### Supplied information
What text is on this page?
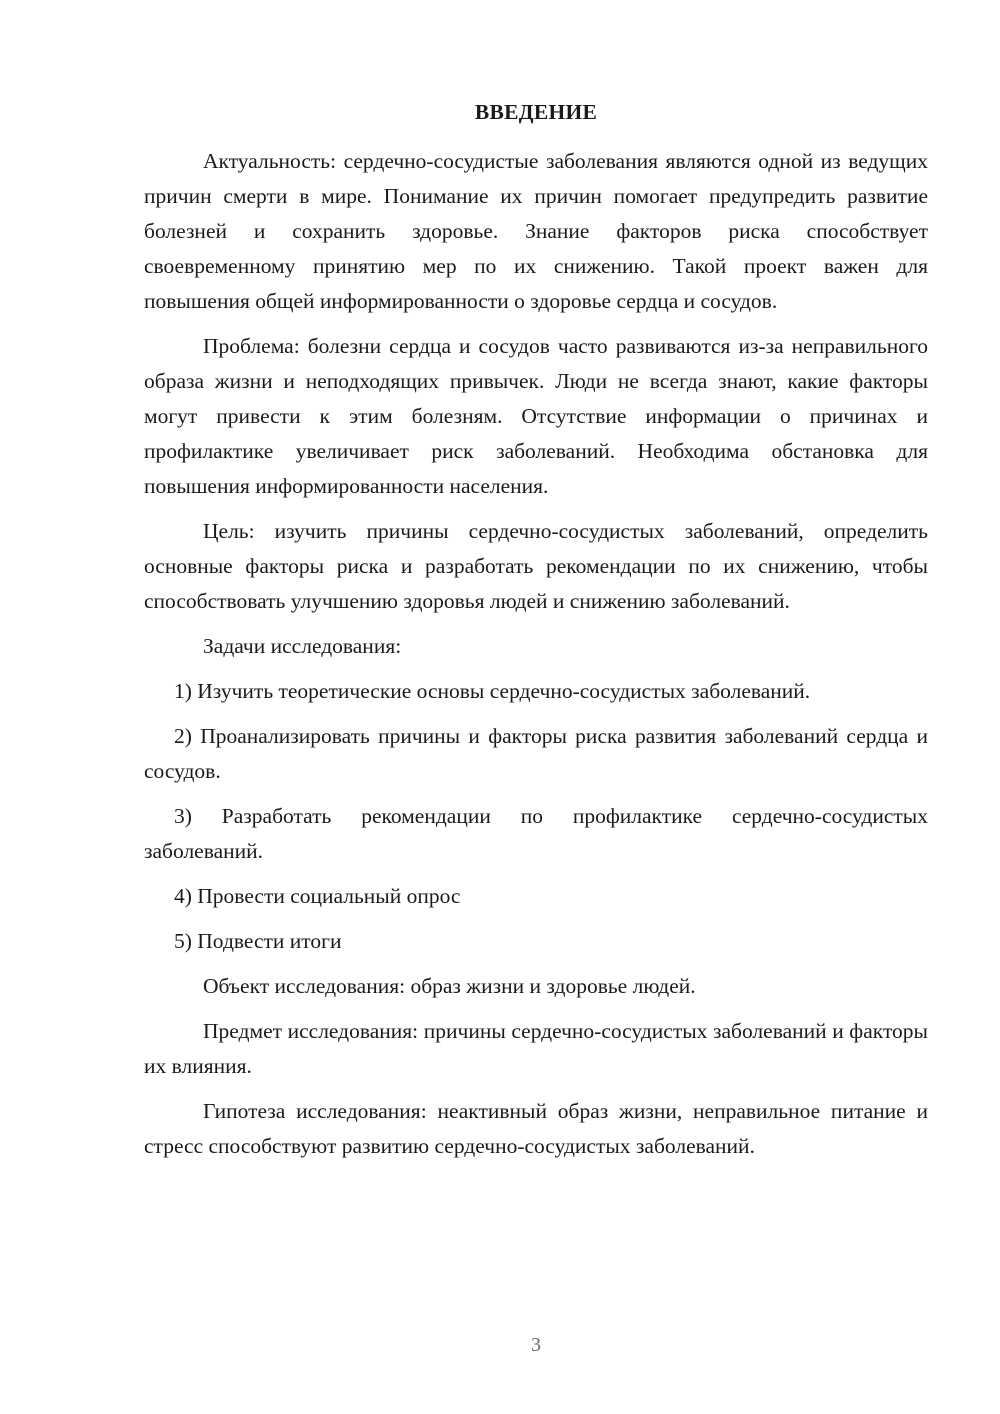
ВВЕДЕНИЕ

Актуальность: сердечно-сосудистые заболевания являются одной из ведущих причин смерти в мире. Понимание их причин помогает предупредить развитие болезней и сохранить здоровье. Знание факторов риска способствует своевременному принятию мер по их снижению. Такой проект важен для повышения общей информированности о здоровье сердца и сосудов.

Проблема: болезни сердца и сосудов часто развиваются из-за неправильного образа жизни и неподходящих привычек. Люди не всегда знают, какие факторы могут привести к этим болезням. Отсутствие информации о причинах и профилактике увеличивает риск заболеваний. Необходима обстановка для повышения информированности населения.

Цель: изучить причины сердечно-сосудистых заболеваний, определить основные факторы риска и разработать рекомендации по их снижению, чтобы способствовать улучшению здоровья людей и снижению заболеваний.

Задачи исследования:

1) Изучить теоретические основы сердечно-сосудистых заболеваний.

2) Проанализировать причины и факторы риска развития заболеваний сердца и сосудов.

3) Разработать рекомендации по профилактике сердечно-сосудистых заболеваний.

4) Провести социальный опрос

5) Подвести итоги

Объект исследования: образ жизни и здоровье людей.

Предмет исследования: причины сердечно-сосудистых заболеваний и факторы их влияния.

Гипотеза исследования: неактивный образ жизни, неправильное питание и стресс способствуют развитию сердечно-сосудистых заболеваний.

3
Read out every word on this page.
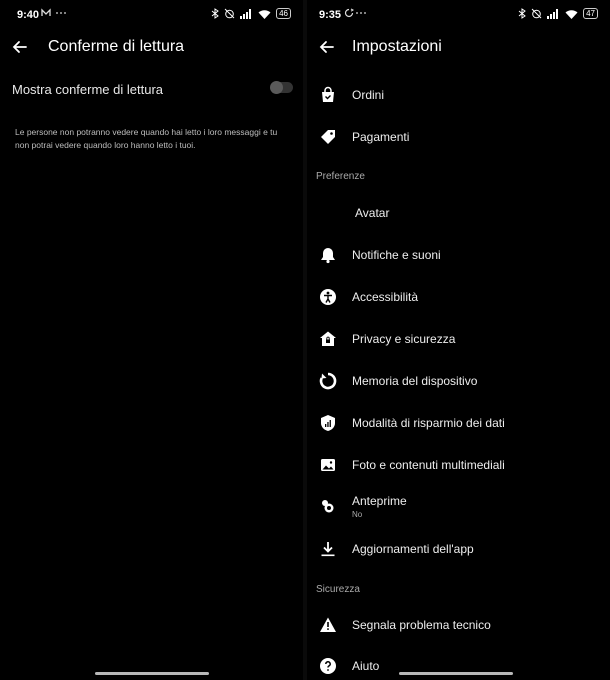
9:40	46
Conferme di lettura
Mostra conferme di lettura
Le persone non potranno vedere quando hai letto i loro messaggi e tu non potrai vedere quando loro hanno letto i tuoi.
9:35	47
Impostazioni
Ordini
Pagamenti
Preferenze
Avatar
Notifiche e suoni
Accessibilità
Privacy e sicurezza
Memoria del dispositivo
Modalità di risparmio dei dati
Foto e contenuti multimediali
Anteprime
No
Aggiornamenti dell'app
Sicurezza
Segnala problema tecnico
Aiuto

==

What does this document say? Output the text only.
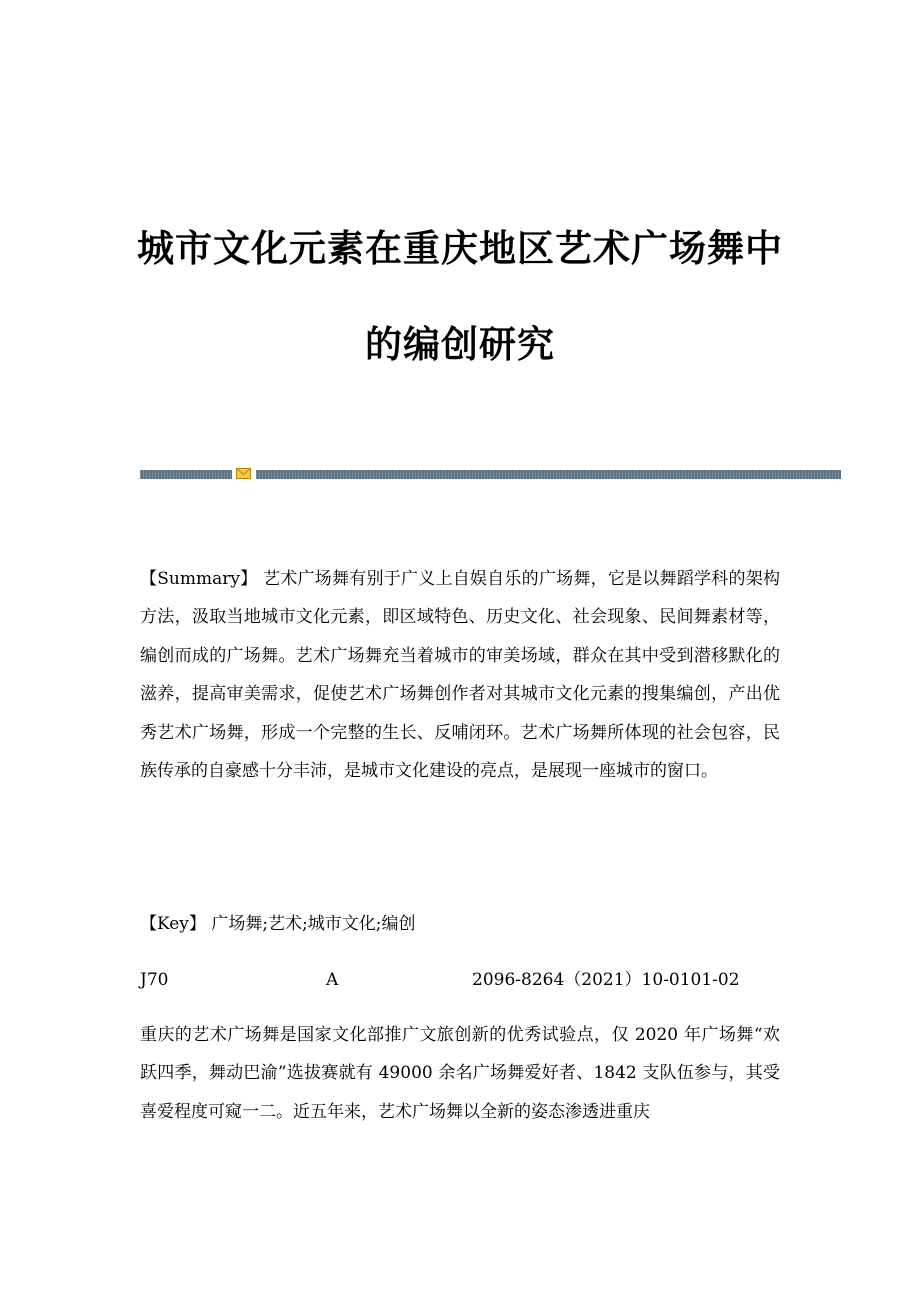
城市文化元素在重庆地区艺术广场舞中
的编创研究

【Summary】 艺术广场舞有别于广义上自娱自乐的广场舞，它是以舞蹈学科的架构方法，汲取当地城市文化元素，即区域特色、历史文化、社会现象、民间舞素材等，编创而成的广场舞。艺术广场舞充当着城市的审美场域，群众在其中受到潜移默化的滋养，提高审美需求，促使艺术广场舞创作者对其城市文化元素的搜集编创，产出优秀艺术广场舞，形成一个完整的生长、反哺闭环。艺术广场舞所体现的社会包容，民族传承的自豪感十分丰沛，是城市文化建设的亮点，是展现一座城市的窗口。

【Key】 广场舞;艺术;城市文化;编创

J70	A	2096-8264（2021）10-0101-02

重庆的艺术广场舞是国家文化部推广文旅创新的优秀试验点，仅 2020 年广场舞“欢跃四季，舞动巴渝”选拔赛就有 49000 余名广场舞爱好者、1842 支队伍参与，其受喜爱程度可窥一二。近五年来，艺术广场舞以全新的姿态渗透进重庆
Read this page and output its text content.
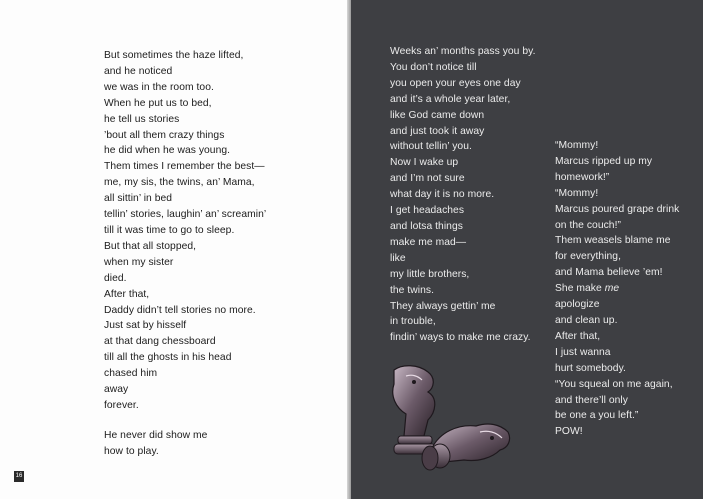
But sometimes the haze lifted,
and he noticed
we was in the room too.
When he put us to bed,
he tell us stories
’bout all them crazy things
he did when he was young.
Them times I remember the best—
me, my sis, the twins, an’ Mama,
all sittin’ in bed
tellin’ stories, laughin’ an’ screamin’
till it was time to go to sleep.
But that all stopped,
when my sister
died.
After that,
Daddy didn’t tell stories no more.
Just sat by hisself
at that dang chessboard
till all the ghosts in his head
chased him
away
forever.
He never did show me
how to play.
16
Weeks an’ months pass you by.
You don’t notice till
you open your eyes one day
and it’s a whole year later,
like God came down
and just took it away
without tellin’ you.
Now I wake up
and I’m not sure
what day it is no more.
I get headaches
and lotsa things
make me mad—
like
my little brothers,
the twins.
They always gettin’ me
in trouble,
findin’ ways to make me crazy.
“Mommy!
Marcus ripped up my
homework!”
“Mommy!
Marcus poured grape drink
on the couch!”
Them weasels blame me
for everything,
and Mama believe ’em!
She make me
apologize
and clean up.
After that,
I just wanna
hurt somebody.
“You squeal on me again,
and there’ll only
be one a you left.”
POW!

### What this task involves
Filter the entries above down to the lines containing the word "здоровье".

### Finished answer
Актуальность: сердечно-сосудистые заболевания являются одной из ведущих причин смерти в мире. Понимание их причин помогает предупредить развитие болезней и сохранить здоровье. Знание факторов риска способствует своевременному принятию мер по их снижению. Такой проект важен для повышения общей информированности о здоровье сердца и сосудов.
Объект исследования: образ жизни и здоровье людей.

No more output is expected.